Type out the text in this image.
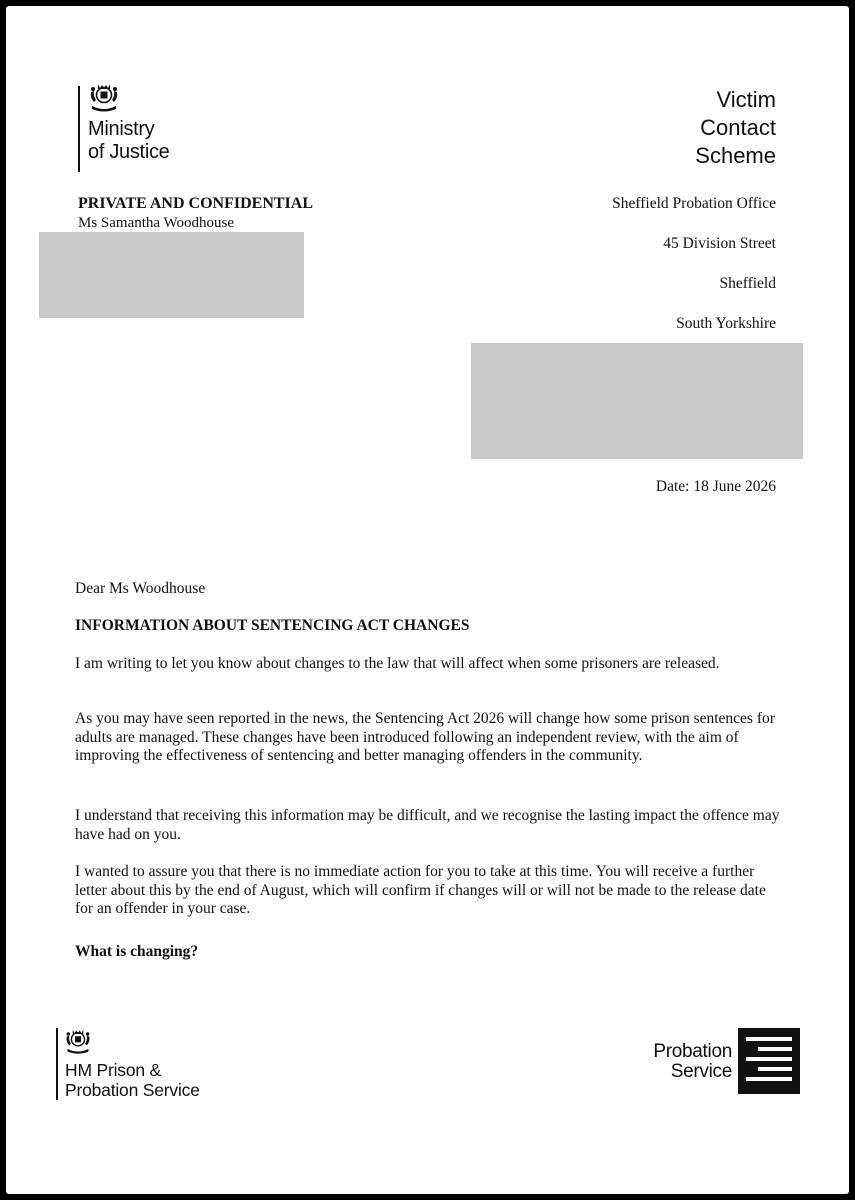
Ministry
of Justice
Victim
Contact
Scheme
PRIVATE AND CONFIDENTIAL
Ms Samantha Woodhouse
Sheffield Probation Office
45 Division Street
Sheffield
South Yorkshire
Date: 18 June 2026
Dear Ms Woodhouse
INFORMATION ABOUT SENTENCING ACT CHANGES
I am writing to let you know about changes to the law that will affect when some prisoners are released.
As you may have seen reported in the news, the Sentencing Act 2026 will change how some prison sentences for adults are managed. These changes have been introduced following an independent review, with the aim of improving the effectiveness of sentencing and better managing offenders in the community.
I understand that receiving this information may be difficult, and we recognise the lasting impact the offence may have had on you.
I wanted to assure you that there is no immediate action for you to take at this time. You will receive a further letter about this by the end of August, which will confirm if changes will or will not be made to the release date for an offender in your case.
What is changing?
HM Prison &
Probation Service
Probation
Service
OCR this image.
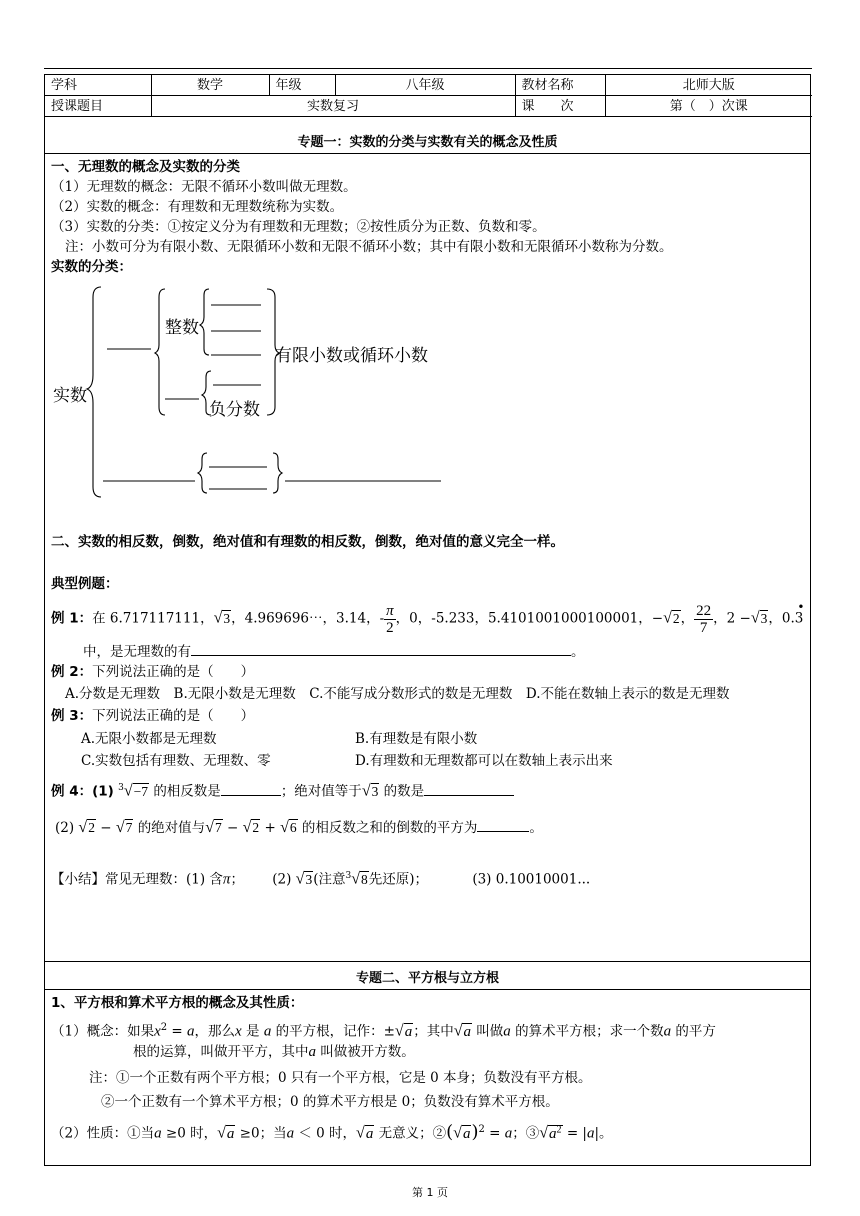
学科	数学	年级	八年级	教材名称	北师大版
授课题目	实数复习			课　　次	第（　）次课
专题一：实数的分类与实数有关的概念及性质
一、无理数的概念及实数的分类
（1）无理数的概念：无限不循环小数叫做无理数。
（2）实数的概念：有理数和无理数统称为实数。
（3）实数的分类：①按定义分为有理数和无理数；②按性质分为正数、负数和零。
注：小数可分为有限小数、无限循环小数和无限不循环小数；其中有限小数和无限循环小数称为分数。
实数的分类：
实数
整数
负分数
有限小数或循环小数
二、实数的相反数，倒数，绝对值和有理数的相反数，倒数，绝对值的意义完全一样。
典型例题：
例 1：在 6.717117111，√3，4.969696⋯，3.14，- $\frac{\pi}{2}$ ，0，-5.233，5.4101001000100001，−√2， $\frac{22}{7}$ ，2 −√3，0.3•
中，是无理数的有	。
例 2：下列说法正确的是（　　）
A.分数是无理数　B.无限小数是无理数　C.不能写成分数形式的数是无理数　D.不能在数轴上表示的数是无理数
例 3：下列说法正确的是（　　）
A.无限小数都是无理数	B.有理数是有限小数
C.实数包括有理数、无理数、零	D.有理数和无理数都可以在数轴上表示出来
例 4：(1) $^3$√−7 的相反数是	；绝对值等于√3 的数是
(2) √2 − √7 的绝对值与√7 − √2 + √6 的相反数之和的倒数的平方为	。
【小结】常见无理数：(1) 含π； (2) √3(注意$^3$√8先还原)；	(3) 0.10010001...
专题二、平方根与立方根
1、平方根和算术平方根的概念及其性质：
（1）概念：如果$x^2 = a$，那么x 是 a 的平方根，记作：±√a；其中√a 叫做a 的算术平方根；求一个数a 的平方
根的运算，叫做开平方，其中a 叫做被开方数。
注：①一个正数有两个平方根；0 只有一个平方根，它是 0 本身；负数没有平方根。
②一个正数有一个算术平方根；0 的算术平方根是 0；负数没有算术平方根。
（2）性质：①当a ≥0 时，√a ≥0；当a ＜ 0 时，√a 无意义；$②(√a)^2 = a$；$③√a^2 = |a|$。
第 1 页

==================================================

The line that contains "OCR this image." opens the part to copy, and the last line of the records closes it; set down those lines exactly, pictures excluded.

OCR this image.
学科	数学	年级	八年级	教材名称	北师大版
授课题目	实数复习			课　　次	第（　）次课
专题一：实数的分类与实数有关的概念及性质
一、无理数的概念及实数的分类
（1）无理数的概念：无限不循环小数叫做无理数。
（2）实数的概念：有理数和无理数统称为实数。
（3）实数的分类：①按定义分为有理数和无理数；②按性质分为正数、负数和零。
注：小数可分为有限小数、无限循环小数和无限不循环小数；其中有限小数和无限循环小数称为分数。
实数的分类：
实数
整数
负分数
有限小数或循环小数
二、实数的相反数，倒数，绝对值和有理数的相反数，倒数，绝对值的意义完全一样。
典型例题：
例 1：在 6.717117111，√3，4.969696⋯，3.14，- $\frac{\pi}{2}$ ，0，-5.233，5.4101001000100001，−√2， $\frac{22}{7}$ ，2 −√3，0.3•
中，是无理数的有	。
例 2：下列说法正确的是（　　）
A.分数是无理数　B.无限小数是无理数　C.不能写成分数形式的数是无理数　D.不能在数轴上表示的数是无理数
例 3：下列说法正确的是（　　）
A.无限小数都是无理数	B.有理数是有限小数
C.实数包括有理数、无理数、零	D.有理数和无理数都可以在数轴上表示出来
例 4：(1) $^3$√−7 的相反数是	；绝对值等于√3 的数是
(2) √2 − √7 的绝对值与√7 − √2 + √6 的相反数之和的倒数的平方为	。
【小结】常见无理数：(1) 含π； (2) √3(注意$^3$√8先还原)；	(3) 0.10010001...
专题二、平方根与立方根
1、平方根和算术平方根的概念及其性质：
（1）概念：如果$x^2 = a$，那么x 是 a 的平方根，记作：±√a；其中√a 叫做a 的算术平方根；求一个数a 的平方
根的运算，叫做开平方，其中a 叫做被开方数。
注：①一个正数有两个平方根；0 只有一个平方根，它是 0 本身；负数没有平方根。
②一个正数有一个算术平方根；0 的算术平方根是 0；负数没有算术平方根。
（2）性质：①当a ≥0 时，√a ≥0；当a ＜ 0 时，√a 无意义；$②(√a)^2 = a$；$③√a^2 = |a|$。
第 1 页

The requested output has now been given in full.